#### Exercise details:
Search the material for the string "dzika" and copy each line where it occurs.

Stored records
============

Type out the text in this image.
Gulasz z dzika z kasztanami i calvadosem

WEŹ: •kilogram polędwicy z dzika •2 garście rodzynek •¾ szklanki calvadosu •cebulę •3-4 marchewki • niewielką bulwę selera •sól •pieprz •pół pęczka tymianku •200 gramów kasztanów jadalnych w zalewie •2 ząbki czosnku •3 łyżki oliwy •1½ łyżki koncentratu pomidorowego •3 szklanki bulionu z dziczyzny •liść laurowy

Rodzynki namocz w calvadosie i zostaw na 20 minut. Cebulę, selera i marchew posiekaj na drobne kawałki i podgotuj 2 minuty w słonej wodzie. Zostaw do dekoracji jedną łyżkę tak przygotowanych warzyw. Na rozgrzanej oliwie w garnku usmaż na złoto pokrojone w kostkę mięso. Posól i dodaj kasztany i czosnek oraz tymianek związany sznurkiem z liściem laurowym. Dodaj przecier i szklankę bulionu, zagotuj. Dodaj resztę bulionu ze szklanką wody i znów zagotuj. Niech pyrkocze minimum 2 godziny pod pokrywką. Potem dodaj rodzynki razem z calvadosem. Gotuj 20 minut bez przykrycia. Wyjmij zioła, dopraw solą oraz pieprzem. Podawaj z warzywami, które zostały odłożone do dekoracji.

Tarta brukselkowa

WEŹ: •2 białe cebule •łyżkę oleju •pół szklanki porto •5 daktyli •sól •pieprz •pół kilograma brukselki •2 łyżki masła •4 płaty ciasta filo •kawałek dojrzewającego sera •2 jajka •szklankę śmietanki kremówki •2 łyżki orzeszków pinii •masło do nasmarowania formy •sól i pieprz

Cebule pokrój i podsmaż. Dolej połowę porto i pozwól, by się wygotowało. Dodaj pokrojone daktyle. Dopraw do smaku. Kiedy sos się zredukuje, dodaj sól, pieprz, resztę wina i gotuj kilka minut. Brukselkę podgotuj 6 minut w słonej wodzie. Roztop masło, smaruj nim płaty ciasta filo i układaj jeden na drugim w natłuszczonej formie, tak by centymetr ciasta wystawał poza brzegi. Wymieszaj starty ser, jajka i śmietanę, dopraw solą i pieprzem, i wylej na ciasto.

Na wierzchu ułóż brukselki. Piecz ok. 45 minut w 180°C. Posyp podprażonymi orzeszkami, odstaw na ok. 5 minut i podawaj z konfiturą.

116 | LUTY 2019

============

#### Response to the task:
Gulasz z dzika z kasztanami i calvadosem
WEŹ: •kilogram polędwicy z dzika •2 garście rodzynek •¾ szklanki calvadosu •cebulę •3-4 marchewki • niewielką bulwę selera •sól •pieprz •pół pęczka tymianku •200 gramów kasztanów jadalnych w zalewie •2 ząbki czosnku •3 łyżki oliwy •1½ łyżki koncentratu pomidorowego •3 szklanki bulionu z dziczyzny •liść laurowy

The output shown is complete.